> **What to work on**:
All of the records listed below should be retyped exactly.

> **Supplied data**:
★ ★ ★ ★

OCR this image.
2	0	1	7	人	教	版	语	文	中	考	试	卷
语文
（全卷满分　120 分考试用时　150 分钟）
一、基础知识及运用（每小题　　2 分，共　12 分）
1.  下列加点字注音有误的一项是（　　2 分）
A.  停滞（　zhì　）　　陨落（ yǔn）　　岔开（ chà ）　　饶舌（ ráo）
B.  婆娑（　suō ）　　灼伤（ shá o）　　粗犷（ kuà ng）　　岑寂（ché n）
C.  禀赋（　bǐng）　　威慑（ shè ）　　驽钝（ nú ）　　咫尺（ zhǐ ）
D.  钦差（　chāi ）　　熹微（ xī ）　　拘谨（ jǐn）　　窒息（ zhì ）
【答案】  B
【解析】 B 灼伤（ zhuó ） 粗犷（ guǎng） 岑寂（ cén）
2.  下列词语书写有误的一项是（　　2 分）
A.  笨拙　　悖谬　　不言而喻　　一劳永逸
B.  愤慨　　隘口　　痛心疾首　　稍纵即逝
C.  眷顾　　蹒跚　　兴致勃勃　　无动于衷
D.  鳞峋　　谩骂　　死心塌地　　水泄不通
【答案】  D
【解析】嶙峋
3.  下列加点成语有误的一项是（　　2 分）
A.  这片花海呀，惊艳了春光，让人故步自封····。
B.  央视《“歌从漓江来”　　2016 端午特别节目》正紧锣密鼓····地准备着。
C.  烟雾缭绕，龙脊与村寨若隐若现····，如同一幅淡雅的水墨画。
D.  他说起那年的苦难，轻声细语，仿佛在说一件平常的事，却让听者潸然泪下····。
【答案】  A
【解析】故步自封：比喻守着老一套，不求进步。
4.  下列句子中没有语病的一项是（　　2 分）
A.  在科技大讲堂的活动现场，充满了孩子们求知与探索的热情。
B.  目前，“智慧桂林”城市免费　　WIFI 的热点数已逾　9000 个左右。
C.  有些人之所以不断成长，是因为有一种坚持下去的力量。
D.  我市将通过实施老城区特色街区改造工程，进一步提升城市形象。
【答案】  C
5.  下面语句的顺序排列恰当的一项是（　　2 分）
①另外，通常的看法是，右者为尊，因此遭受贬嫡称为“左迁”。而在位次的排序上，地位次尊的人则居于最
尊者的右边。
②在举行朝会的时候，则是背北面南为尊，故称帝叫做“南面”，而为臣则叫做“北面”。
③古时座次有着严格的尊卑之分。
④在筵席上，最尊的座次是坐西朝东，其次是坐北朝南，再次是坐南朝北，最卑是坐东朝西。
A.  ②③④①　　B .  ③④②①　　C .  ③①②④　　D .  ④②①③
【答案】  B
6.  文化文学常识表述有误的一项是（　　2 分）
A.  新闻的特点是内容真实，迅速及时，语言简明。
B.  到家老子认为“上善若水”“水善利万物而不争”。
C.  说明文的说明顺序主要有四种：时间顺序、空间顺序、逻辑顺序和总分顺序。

★ ★ ★ ★

> **Answer to the exercise**:
OCR this image.
2	0	1	7	人	教	版	语	文	中	考	试	卷
语文
（全卷满分　120 分考试用时　150 分钟）
一、基础知识及运用（每小题　　2 分，共　12 分）
1.  下列加点字注音有误的一项是（　　2 分）
A.  停滞（　zhì　）　　陨落（ yǔn）　　岔开（ chà ）　　饶舌（ ráo）
B.  婆娑（　suō ）　　灼伤（ shá o）　　粗犷（ kuà ng）　　岑寂（ché n）
C.  禀赋（　bǐng）　　威慑（ shè ）　　驽钝（ nú ）　　咫尺（ zhǐ ）
D.  钦差（　chāi ）　　熹微（ xī ）　　拘谨（ jǐn）　　窒息（ zhì ）
【答案】  B
【解析】 B 灼伤（ zhuó ） 粗犷（ guǎng） 岑寂（ cén）
2.  下列词语书写有误的一项是（　　2 分）
A.  笨拙　　悖谬　　不言而喻　　一劳永逸
B.  愤慨　　隘口　　痛心疾首　　稍纵即逝
C.  眷顾　　蹒跚　　兴致勃勃　　无动于衷
D.  鳞峋　　谩骂　　死心塌地　　水泄不通
【答案】  D
【解析】嶙峋
3.  下列加点成语有误的一项是（　　2 分）
A.  这片花海呀，惊艳了春光，让人故步自封····。
B.  央视《“歌从漓江来”　　2016 端午特别节目》正紧锣密鼓····地准备着。
C.  烟雾缭绕，龙脊与村寨若隐若现····，如同一幅淡雅的水墨画。
D.  他说起那年的苦难，轻声细语，仿佛在说一件平常的事，却让听者潸然泪下····。
【答案】  A
【解析】故步自封：比喻守着老一套，不求进步。
4.  下列句子中没有语病的一项是（　　2 分）
A.  在科技大讲堂的活动现场，充满了孩子们求知与探索的热情。
B.  目前，“智慧桂林”城市免费　　WIFI 的热点数已逾　9000 个左右。
C.  有些人之所以不断成长，是因为有一种坚持下去的力量。
D.  我市将通过实施老城区特色街区改造工程，进一步提升城市形象。
【答案】  C
5.  下面语句的顺序排列恰当的一项是（　　2 分）
①另外，通常的看法是，右者为尊，因此遭受贬嫡称为“左迁”。而在位次的排序上，地位次尊的人则居于最
尊者的右边。
②在举行朝会的时候，则是背北面南为尊，故称帝叫做“南面”，而为臣则叫做“北面”。
③古时座次有着严格的尊卑之分。
④在筵席上，最尊的座次是坐西朝东，其次是坐北朝南，再次是坐南朝北，最卑是坐东朝西。
A.  ②③④①　　B .  ③④②①　　C .  ③①②④　　D .  ④②①③
【答案】  B
6.  文化文学常识表述有误的一项是（　　2 分）
A.  新闻的特点是内容真实，迅速及时，语言简明。
B.  到家老子认为“上善若水”“水善利万物而不争”。
C.  说明文的说明顺序主要有四种：时间顺序、空间顺序、逻辑顺序和总分顺序。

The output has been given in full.